Input material
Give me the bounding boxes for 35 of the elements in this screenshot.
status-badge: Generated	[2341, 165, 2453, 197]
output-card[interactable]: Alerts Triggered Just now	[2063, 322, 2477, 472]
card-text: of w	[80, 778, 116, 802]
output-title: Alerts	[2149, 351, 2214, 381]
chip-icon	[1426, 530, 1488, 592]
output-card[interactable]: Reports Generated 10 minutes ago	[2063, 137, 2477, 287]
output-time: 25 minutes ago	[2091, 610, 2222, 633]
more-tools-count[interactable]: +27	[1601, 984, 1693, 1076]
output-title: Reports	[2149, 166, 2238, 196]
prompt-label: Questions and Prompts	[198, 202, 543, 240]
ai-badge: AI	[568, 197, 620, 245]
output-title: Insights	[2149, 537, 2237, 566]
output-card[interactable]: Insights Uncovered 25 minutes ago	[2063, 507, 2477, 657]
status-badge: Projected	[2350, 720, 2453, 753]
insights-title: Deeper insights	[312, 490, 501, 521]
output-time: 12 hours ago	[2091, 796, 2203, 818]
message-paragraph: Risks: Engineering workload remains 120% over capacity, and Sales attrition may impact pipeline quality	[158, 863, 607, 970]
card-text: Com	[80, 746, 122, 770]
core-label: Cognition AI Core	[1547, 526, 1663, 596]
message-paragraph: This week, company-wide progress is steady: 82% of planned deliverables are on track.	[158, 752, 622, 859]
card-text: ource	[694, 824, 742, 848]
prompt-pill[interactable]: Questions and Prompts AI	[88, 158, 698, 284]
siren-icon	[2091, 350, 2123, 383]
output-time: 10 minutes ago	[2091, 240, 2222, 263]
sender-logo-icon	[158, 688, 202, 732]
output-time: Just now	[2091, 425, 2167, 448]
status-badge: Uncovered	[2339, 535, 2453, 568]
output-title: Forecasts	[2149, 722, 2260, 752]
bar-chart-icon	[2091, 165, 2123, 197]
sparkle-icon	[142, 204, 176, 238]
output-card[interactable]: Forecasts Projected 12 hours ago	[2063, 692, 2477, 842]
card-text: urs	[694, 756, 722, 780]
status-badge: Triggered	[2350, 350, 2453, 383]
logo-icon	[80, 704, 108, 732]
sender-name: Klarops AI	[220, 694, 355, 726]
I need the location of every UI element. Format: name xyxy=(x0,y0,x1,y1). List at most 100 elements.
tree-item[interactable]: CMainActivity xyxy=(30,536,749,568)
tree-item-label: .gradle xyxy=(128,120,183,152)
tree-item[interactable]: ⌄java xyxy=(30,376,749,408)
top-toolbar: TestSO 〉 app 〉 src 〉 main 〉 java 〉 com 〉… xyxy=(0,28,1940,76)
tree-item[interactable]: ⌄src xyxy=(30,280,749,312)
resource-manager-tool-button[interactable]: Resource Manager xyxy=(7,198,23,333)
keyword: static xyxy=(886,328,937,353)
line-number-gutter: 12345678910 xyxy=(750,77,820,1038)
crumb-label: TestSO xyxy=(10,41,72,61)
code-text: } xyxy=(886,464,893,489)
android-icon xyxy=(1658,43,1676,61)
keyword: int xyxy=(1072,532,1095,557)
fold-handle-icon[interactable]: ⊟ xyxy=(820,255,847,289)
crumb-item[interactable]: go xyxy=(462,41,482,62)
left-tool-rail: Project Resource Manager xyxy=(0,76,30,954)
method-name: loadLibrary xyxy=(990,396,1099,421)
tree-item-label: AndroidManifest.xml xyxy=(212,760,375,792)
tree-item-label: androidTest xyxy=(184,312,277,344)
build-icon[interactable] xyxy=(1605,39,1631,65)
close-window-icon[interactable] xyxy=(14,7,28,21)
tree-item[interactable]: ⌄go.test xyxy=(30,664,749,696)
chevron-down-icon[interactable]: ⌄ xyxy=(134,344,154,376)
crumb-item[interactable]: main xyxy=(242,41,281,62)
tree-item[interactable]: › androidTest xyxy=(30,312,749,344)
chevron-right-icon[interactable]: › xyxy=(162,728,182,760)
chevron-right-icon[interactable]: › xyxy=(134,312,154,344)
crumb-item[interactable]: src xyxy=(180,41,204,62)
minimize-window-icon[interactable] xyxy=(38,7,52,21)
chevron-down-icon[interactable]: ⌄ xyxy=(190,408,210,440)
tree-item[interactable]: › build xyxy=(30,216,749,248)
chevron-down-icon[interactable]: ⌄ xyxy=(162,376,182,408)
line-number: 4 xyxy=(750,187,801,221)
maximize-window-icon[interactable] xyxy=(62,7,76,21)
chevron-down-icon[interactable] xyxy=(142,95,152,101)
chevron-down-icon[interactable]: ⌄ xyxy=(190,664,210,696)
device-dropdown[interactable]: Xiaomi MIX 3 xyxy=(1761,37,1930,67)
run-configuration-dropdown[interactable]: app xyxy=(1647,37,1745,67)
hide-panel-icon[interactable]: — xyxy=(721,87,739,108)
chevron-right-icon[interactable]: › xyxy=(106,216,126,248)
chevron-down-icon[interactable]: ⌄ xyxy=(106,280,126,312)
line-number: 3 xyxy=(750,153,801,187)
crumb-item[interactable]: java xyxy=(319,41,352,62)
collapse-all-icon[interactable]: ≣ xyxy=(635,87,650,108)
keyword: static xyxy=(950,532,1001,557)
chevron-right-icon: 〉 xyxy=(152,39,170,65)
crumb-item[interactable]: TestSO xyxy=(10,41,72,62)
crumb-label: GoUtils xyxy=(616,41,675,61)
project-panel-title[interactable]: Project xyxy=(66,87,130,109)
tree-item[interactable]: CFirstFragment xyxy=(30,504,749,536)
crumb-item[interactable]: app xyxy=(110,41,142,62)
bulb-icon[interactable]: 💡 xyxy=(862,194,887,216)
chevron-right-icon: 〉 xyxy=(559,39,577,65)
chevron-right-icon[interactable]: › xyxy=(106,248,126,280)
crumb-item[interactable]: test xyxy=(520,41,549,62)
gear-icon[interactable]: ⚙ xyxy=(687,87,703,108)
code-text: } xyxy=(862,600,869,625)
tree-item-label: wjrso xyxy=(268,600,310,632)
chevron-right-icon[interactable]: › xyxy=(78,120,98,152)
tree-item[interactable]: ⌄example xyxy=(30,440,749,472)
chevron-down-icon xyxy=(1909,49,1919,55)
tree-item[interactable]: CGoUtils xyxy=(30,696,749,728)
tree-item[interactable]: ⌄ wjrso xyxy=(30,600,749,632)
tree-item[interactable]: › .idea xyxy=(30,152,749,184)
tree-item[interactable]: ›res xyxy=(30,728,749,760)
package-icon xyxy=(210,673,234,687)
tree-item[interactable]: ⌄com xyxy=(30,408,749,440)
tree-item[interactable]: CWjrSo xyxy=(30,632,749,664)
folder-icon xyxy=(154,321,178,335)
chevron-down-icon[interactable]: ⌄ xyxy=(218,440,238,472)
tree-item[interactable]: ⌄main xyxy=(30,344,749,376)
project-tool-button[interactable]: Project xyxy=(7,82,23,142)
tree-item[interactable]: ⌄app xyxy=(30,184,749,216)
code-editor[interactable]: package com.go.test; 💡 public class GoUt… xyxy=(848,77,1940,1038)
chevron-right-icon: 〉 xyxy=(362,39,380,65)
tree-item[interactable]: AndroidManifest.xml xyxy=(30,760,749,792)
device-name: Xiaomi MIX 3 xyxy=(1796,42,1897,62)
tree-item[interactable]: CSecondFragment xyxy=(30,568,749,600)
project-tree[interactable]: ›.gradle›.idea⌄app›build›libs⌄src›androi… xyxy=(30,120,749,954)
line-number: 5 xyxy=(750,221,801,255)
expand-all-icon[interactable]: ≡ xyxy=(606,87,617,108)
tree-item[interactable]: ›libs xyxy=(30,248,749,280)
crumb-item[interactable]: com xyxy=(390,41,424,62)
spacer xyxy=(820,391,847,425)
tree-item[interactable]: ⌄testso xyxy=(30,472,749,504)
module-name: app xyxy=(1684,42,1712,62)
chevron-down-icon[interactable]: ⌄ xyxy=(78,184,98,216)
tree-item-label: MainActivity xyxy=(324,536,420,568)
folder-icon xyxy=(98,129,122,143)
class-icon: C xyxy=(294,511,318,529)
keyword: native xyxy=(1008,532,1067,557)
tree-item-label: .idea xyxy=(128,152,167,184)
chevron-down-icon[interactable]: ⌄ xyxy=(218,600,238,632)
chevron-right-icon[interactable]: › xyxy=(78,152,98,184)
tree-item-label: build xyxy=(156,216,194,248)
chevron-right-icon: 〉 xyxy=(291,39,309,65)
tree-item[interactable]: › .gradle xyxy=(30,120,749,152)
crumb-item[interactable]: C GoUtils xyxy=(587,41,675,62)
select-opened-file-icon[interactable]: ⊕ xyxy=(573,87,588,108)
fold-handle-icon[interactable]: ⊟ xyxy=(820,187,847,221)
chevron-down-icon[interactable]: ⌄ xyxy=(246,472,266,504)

Instructions to follow
Extract the stretch of the listing from its first line through the line containing "output-card[interactable]: Insights Uncovered", both included, and reproduce each line without any change.

Complete response
Give me the bounding boxes for 35 of the elements in this screenshot.
status-badge: Generated	[2341, 165, 2453, 197]
output-card[interactable]: Alerts Triggered Just now	[2063, 322, 2477, 472]
card-text: of w	[80, 778, 116, 802]
output-title: Alerts	[2149, 351, 2214, 381]
chip-icon	[1426, 530, 1488, 592]
output-card[interactable]: Reports Generated 10 minutes ago	[2063, 137, 2477, 287]
output-time: 25 minutes ago	[2091, 610, 2222, 633]
more-tools-count[interactable]: +27	[1601, 984, 1693, 1076]
output-title: Reports	[2149, 166, 2238, 196]
prompt-label: Questions and Prompts	[198, 202, 543, 240]
ai-badge: AI	[568, 197, 620, 245]
output-title: Insights	[2149, 537, 2237, 566]
output-card[interactable]: Insights Uncovered 25 minutes ago	[2063, 507, 2477, 657]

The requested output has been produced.